(Dataset entries)
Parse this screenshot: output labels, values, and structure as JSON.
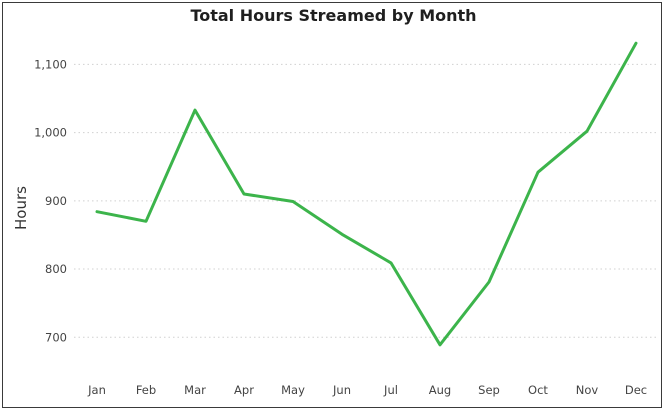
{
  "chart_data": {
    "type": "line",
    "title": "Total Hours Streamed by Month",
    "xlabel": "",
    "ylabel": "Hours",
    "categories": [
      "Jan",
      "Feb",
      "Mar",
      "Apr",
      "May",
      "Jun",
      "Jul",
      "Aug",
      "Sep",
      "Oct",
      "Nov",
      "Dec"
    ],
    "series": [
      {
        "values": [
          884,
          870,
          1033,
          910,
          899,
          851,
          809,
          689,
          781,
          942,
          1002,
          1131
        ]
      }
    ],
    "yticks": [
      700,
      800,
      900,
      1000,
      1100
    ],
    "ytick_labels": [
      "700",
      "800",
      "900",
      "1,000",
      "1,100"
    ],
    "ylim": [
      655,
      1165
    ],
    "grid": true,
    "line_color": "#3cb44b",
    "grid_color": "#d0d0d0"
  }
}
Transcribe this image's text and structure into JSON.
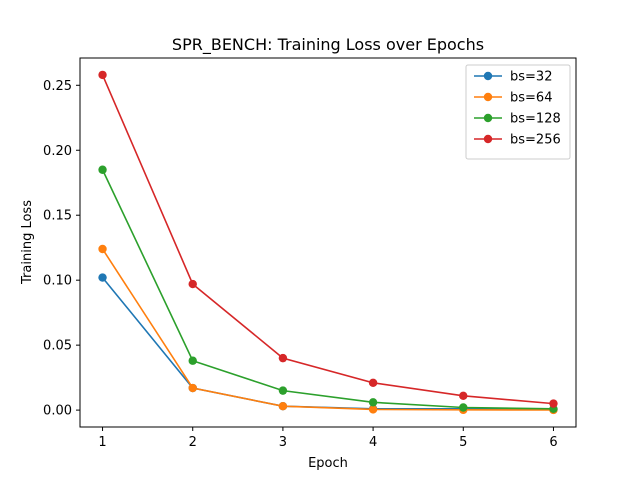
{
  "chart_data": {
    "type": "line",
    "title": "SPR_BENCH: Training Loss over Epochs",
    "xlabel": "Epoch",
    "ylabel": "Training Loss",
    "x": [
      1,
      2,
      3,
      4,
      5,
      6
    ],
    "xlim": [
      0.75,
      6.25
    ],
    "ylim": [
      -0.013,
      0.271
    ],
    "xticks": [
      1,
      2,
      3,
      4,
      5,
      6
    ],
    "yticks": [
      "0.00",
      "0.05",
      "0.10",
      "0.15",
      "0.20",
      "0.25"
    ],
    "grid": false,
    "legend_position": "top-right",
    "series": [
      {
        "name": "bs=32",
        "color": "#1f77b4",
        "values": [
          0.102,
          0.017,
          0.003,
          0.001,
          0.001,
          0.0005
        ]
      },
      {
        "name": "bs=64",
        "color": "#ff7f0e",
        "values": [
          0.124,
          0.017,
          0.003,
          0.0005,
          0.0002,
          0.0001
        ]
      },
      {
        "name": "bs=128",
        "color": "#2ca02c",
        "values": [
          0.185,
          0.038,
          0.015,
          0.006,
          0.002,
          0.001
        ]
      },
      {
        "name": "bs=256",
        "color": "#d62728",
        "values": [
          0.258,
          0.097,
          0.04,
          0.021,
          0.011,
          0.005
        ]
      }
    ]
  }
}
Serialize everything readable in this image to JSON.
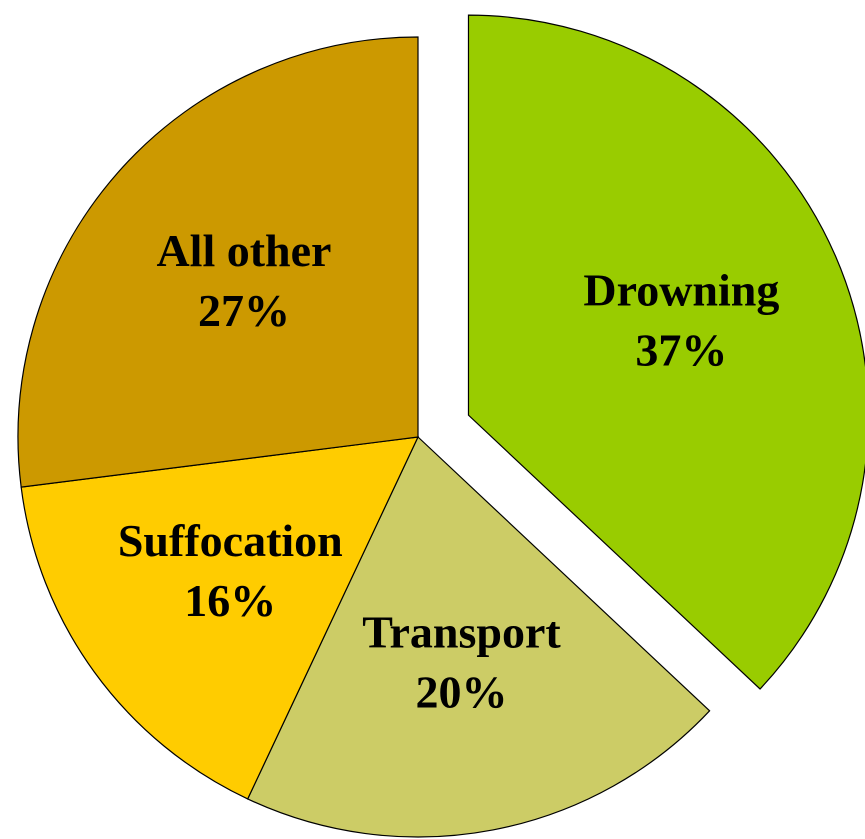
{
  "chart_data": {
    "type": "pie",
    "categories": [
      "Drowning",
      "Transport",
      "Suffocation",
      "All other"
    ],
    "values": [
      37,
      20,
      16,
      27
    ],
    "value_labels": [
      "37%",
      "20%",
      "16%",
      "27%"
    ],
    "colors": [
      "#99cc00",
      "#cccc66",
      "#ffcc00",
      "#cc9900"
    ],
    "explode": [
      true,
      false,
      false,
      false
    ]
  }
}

WORK TO COMPLETE: Where a line in the material above holds "image", copy that line.

ANSWER FOR THIS EXERCISE:
Transcribe this image's text and structure into JSON.
Serialize everything readable in this image to JSON.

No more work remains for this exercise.